_WRITTEN INSTRUCTION_: Each record below is to be copied word for word, with pictures removed.

..........

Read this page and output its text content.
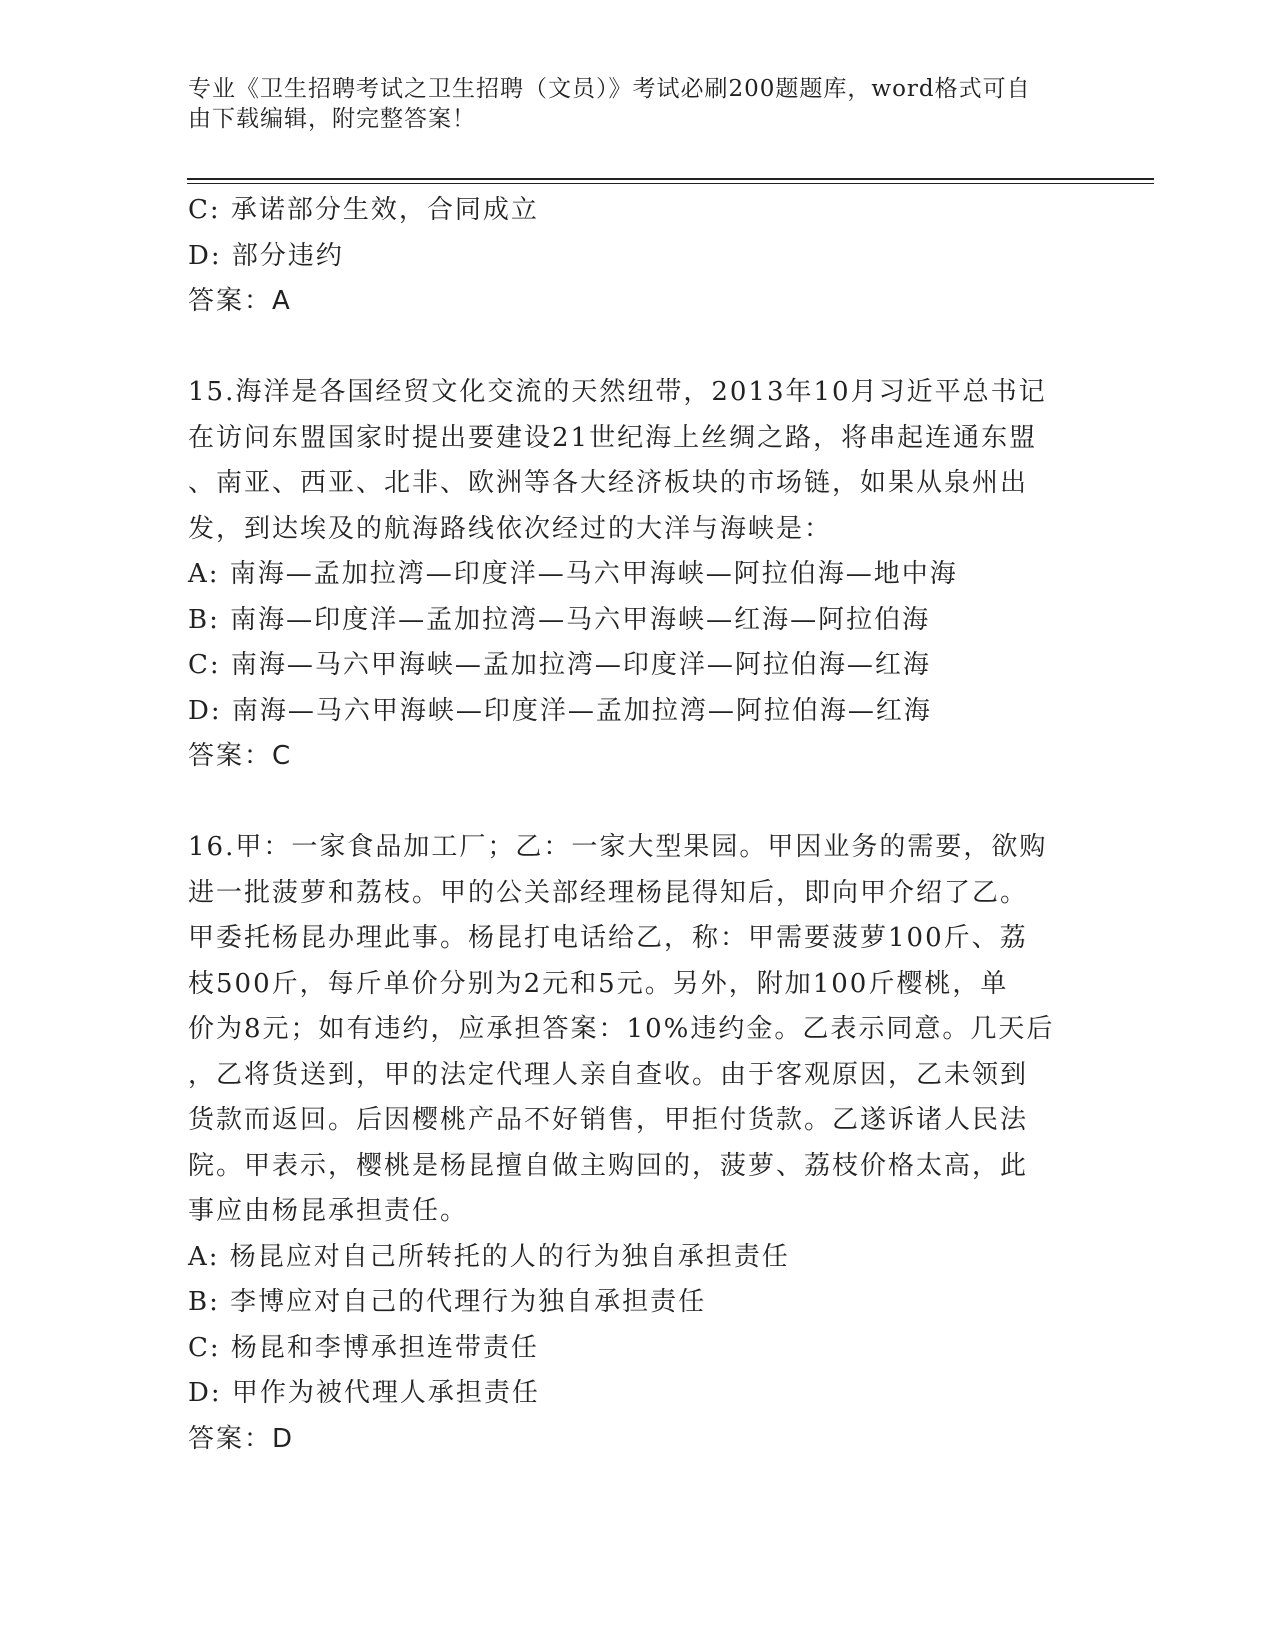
专业《卫生招聘考试之卫生招聘（文员）》考试必刷200题题库，word格式可自
由下载编辑，附完整答案！
C: 承诺部分生效，合同成立
D: 部分违约
答案：A
15.海洋是各国经贸文化交流的天然纽带，2013年10月习近平总书记
在访问东盟国家时提出要建设21世纪海上丝绸之路，将串起连通东盟
、南亚、西亚、北非、欧洲等各大经济板块的市场链，如果从泉州出
发，到达埃及的航海路线依次经过的大洋与海峡是：
A: 南海—孟加拉湾—印度洋—马六甲海峡—阿拉伯海—地中海
B: 南海—印度洋—孟加拉湾—马六甲海峡—红海—阿拉伯海
C: 南海—马六甲海峡—孟加拉湾—印度洋—阿拉伯海—红海
D: 南海—马六甲海峡—印度洋—孟加拉湾—阿拉伯海—红海
答案：C
16.甲：一家食品加工厂；乙：一家大型果园。甲因业务的需要，欲购
进一批菠萝和荔枝。甲的公关部经理杨昆得知后，即向甲介绍了乙。
甲委托杨昆办理此事。杨昆打电话给乙，称：甲需要菠萝100斤、荔
枝500斤，每斤单价分别为2元和5元。另外，附加100斤樱桃，单
价为8元；如有违约，应承担答案：10%违约金。乙表示同意。几天后
，乙将货送到，甲的法定代理人亲自查收。由于客观原因，乙未领到
货款而返回。后因樱桃产品不好销售，甲拒付货款。乙遂诉诸人民法
院。甲表示，樱桃是杨昆擅自做主购回的，菠萝、荔枝价格太高，此
事应由杨昆承担责任。
A: 杨昆应对自己所转托的人的行为独自承担责任
B: 李博应对自己的代理行为独自承担责任
C: 杨昆和李博承担连带责任
D: 甲作为被代理人承担责任
答案：D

..........

_THE RESULT_:
Read this page and output its text content.
专业《卫生招聘考试之卫生招聘（文员）》考试必刷200题题库，word格式可自
由下载编辑，附完整答案！
C: 承诺部分生效，合同成立
D: 部分违约
答案：A
15.海洋是各国经贸文化交流的天然纽带，2013年10月习近平总书记
在访问东盟国家时提出要建设21世纪海上丝绸之路，将串起连通东盟
、南亚、西亚、北非、欧洲等各大经济板块的市场链，如果从泉州出
发，到达埃及的航海路线依次经过的大洋与海峡是：
A: 南海—孟加拉湾—印度洋—马六甲海峡—阿拉伯海—地中海
B: 南海—印度洋—孟加拉湾—马六甲海峡—红海—阿拉伯海
C: 南海—马六甲海峡—孟加拉湾—印度洋—阿拉伯海—红海
D: 南海—马六甲海峡—印度洋—孟加拉湾—阿拉伯海—红海
答案：C
16.甲：一家食品加工厂；乙：一家大型果园。甲因业务的需要，欲购
进一批菠萝和荔枝。甲的公关部经理杨昆得知后，即向甲介绍了乙。
甲委托杨昆办理此事。杨昆打电话给乙，称：甲需要菠萝100斤、荔
枝500斤，每斤单价分别为2元和5元。另外，附加100斤樱桃，单
价为8元；如有违约，应承担答案：10%违约金。乙表示同意。几天后
，乙将货送到，甲的法定代理人亲自查收。由于客观原因，乙未领到
货款而返回。后因樱桃产品不好销售，甲拒付货款。乙遂诉诸人民法
院。甲表示，樱桃是杨昆擅自做主购回的，菠萝、荔枝价格太高，此
事应由杨昆承担责任。
A: 杨昆应对自己所转托的人的行为独自承担责任
B: 李博应对自己的代理行为独自承担责任
C: 杨昆和李博承担连带责任
D: 甲作为被代理人承担责任
答案：D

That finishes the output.